▸ Set task: Pull out every line below that contains the word "messages".

▸ Input material:
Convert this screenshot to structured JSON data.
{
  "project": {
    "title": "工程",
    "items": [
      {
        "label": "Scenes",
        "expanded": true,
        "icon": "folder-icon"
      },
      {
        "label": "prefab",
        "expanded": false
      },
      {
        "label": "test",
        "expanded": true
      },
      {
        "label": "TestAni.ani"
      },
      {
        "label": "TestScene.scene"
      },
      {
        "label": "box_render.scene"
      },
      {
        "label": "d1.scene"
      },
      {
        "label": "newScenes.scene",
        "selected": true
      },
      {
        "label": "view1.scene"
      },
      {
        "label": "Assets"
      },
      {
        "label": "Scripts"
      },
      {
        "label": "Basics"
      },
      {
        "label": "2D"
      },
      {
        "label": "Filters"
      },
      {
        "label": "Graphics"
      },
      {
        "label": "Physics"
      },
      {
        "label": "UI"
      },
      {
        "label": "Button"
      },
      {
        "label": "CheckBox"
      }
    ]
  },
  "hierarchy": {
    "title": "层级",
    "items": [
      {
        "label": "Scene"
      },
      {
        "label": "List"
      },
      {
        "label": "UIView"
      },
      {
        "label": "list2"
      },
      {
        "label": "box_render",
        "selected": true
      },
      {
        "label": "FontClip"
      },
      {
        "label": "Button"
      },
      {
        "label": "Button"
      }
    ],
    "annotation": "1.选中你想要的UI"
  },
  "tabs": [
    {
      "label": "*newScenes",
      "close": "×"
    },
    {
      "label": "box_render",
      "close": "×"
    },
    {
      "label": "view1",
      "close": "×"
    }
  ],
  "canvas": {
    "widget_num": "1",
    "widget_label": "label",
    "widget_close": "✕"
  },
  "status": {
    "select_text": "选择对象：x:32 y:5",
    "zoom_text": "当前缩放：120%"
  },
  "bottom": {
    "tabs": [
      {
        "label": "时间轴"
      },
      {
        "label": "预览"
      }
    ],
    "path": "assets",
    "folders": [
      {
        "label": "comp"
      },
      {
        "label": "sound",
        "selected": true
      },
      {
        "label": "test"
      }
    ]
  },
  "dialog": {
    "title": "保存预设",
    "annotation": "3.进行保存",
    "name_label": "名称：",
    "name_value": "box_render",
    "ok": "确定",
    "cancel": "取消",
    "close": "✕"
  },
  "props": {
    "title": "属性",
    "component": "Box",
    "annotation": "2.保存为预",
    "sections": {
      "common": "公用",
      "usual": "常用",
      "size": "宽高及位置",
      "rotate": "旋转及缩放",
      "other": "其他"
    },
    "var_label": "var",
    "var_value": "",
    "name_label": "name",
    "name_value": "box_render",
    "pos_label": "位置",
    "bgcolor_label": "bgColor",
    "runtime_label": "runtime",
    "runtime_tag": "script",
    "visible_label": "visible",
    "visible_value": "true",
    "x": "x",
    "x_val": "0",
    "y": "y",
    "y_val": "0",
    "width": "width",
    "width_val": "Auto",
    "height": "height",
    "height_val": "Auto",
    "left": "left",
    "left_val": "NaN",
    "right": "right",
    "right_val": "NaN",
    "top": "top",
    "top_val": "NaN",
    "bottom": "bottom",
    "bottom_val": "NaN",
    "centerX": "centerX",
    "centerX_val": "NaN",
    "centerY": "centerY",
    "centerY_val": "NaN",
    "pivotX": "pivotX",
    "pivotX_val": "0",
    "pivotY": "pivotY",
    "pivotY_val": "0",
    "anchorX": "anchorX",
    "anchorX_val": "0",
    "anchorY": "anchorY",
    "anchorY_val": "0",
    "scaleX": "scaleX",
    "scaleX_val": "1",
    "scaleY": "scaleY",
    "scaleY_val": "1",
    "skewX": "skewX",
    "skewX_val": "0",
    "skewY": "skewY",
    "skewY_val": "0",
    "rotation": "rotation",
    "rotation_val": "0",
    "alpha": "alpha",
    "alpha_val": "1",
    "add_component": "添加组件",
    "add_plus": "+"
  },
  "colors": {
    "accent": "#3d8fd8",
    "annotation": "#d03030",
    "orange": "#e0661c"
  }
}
--
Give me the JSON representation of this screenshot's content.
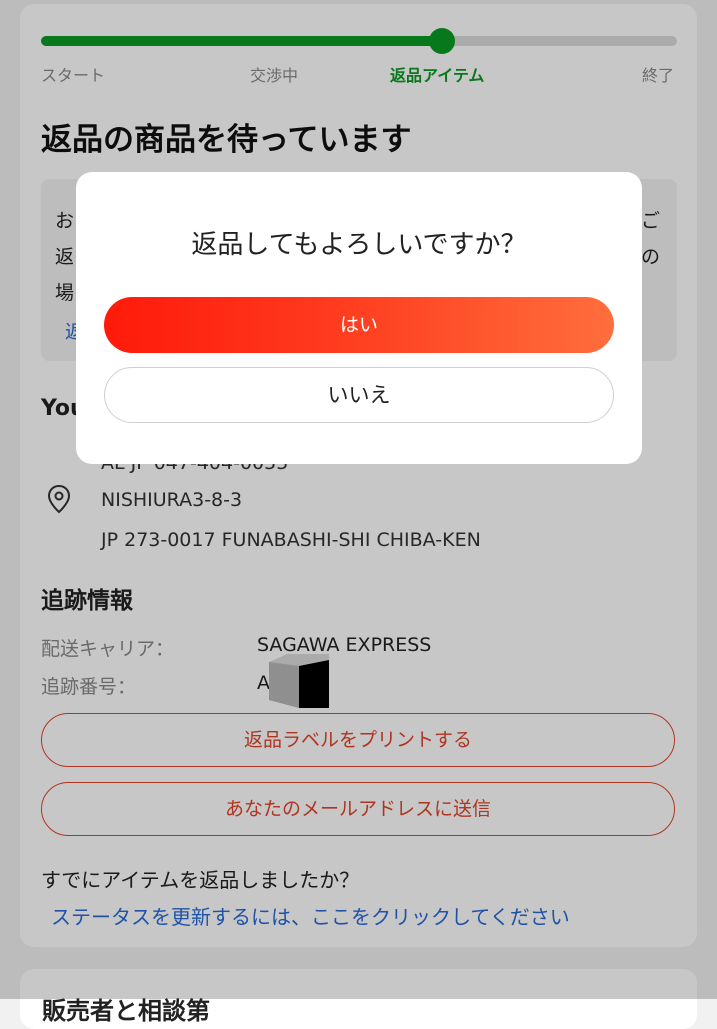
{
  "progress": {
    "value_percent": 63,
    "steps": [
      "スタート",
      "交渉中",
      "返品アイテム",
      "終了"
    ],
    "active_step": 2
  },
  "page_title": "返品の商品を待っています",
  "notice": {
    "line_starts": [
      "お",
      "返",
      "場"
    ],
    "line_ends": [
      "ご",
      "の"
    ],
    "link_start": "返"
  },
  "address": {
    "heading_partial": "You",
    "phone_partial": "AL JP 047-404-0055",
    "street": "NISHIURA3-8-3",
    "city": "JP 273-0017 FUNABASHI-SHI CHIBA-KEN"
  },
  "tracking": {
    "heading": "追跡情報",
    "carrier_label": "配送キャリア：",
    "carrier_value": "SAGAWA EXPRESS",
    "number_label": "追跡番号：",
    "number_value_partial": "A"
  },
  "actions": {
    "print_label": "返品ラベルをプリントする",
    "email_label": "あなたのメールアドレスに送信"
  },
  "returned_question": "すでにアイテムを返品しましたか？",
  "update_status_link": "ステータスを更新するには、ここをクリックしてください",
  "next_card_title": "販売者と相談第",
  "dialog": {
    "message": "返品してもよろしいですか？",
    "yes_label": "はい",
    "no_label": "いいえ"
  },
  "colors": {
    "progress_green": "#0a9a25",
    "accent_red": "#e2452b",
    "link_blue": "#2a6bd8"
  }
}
* * *
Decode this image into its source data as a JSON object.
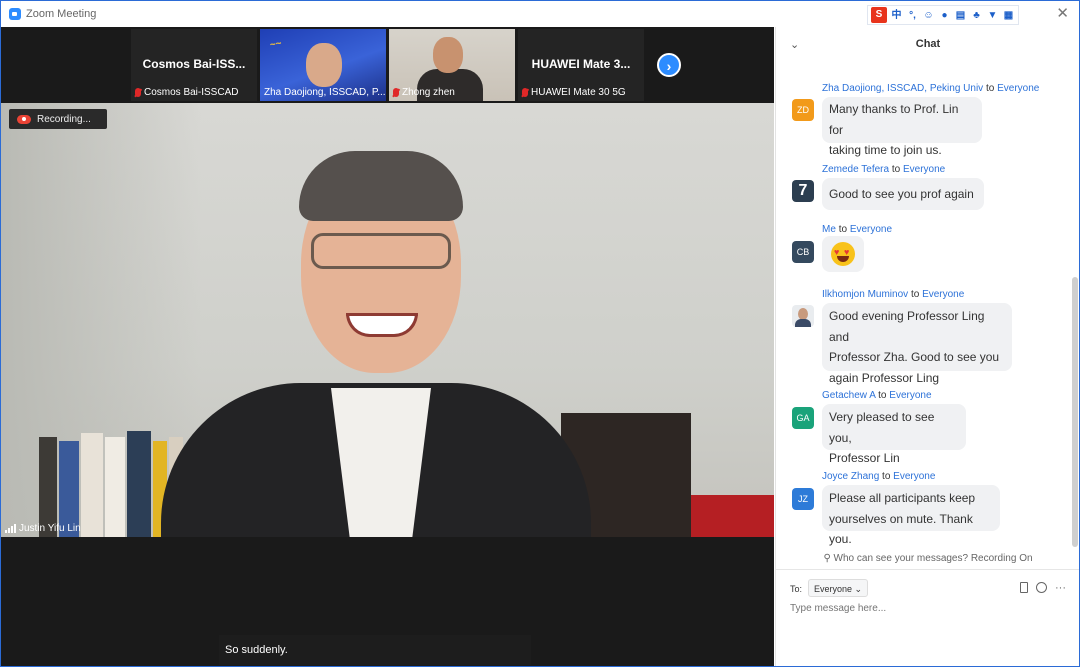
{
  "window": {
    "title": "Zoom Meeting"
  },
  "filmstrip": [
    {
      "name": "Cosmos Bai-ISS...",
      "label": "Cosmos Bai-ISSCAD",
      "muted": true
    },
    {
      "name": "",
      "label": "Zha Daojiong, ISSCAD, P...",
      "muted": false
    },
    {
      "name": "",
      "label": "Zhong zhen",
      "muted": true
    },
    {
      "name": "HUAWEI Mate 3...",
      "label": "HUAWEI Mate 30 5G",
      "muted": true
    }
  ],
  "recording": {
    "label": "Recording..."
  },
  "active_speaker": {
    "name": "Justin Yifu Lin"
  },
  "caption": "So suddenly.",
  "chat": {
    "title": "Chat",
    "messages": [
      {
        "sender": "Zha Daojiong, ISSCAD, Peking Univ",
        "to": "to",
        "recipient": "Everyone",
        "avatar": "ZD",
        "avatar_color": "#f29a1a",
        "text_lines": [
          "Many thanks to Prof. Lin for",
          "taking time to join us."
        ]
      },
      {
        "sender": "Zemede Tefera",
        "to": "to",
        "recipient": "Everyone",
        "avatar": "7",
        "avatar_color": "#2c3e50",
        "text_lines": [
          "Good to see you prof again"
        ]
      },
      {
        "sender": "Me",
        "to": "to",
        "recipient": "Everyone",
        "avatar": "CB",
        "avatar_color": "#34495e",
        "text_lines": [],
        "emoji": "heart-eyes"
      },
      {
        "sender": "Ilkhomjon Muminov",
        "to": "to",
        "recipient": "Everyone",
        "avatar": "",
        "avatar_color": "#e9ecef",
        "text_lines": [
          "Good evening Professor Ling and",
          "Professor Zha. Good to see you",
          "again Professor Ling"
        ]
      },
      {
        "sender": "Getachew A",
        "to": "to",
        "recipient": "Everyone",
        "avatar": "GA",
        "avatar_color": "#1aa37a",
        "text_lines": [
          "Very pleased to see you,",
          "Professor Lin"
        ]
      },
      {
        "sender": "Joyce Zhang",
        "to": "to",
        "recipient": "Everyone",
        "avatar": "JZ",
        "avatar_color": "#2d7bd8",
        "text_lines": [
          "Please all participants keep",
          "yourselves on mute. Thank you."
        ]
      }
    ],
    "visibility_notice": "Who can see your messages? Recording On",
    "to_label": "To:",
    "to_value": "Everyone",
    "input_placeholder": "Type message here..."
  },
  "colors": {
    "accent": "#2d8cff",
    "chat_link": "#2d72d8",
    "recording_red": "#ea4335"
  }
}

▸ Answer to the exercise:
    "messages": [
    "visibility_notice": "Who can see your messages? Recording On",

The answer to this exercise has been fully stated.